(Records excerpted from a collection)

^^^^

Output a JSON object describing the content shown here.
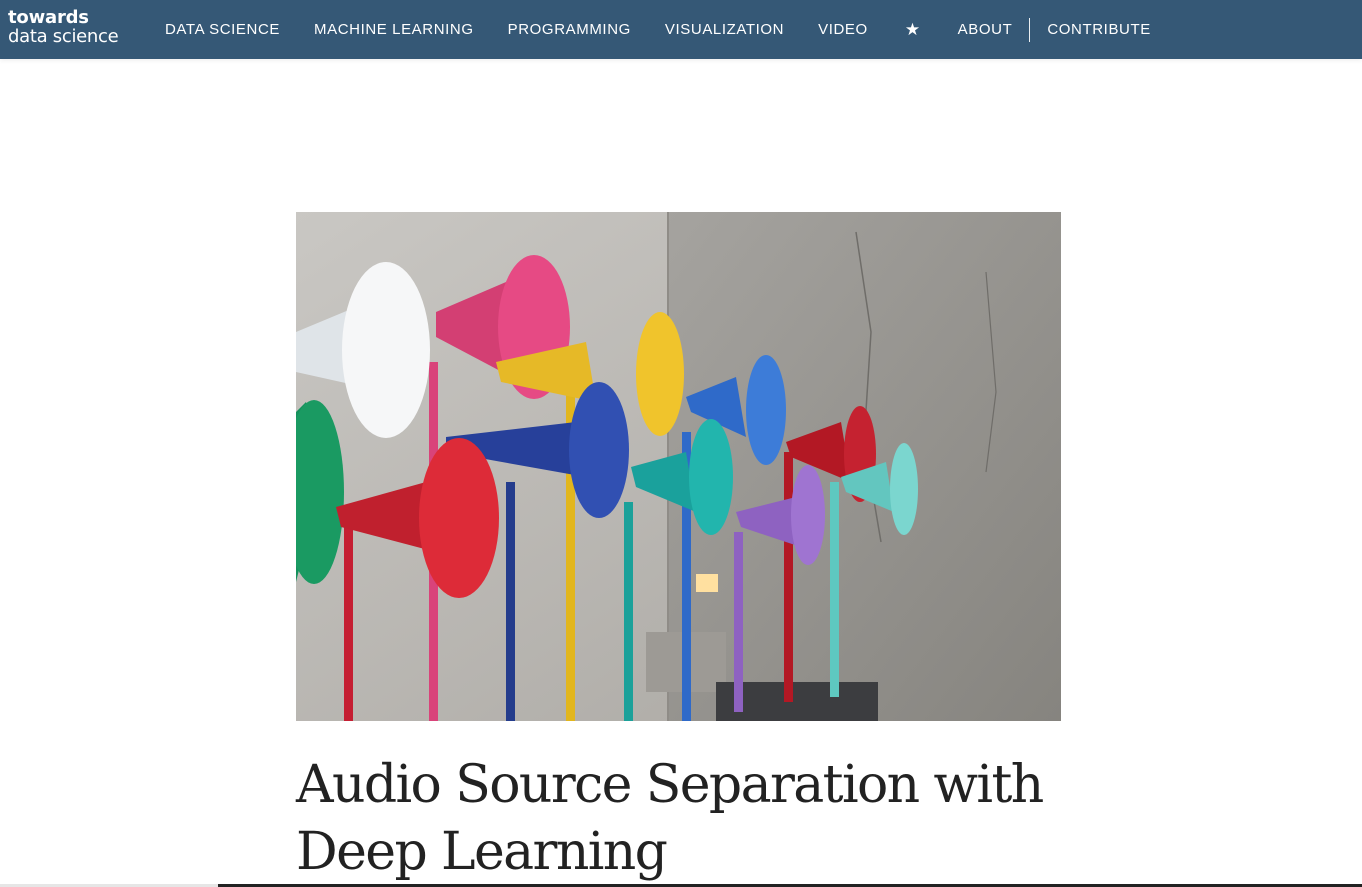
{
  "brand": {
    "line1": "towards",
    "line2": "data science"
  },
  "nav": {
    "items": [
      "DATA SCIENCE",
      "MACHINE LEARNING",
      "PROGRAMMING",
      "VISUALIZATION",
      "VIDEO"
    ],
    "star": "★",
    "about": "ABOUT",
    "contribute": "CONTRIBUTE"
  },
  "article": {
    "title": "Audio Source Separation with Deep Learning",
    "hero_image": "colorful-horn-speakers-photo"
  },
  "colors": {
    "topbar": "#355876",
    "title_text": "#222222"
  }
}
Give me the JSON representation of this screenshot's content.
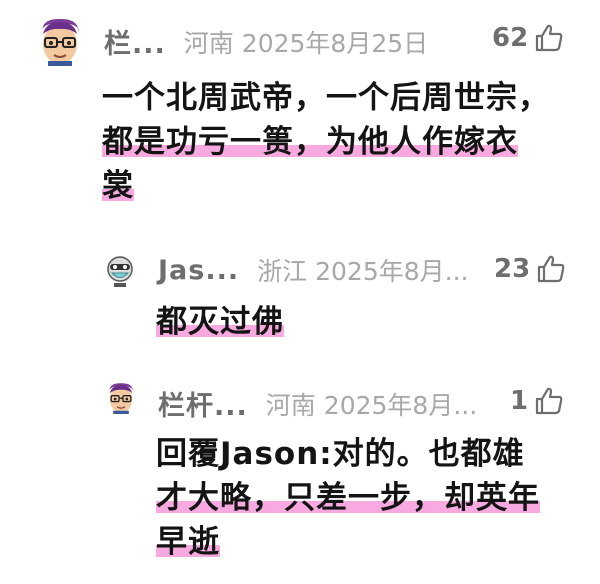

^^^^

In this exercise, set down all of the data exactly, without the pictures.

[TASK OUTPUT]
Output a JSON object describing the content shown here.
{
  "brand": {
    "line1": "towards",
    "line2": "data science"
  },
  "nav": {
    "items": [
      "DATA SCIENCE",
      "MACHINE LEARNING",
      "PROGRAMMING",
      "VISUALIZATION",
      "VIDEO"
    ],
    "star": "★",
    "about": "ABOUT",
    "contribute": "CONTRIBUTE"
  },
  "article": {
    "title": "Audio Source Separation with Deep Learning",
    "hero_image": "colorful-horn-speakers-photo"
  },
  "colors": {
    "topbar": "#355876",
    "title_text": "#222222"
  }
}
Give me the JSON representation of this screenshot's content.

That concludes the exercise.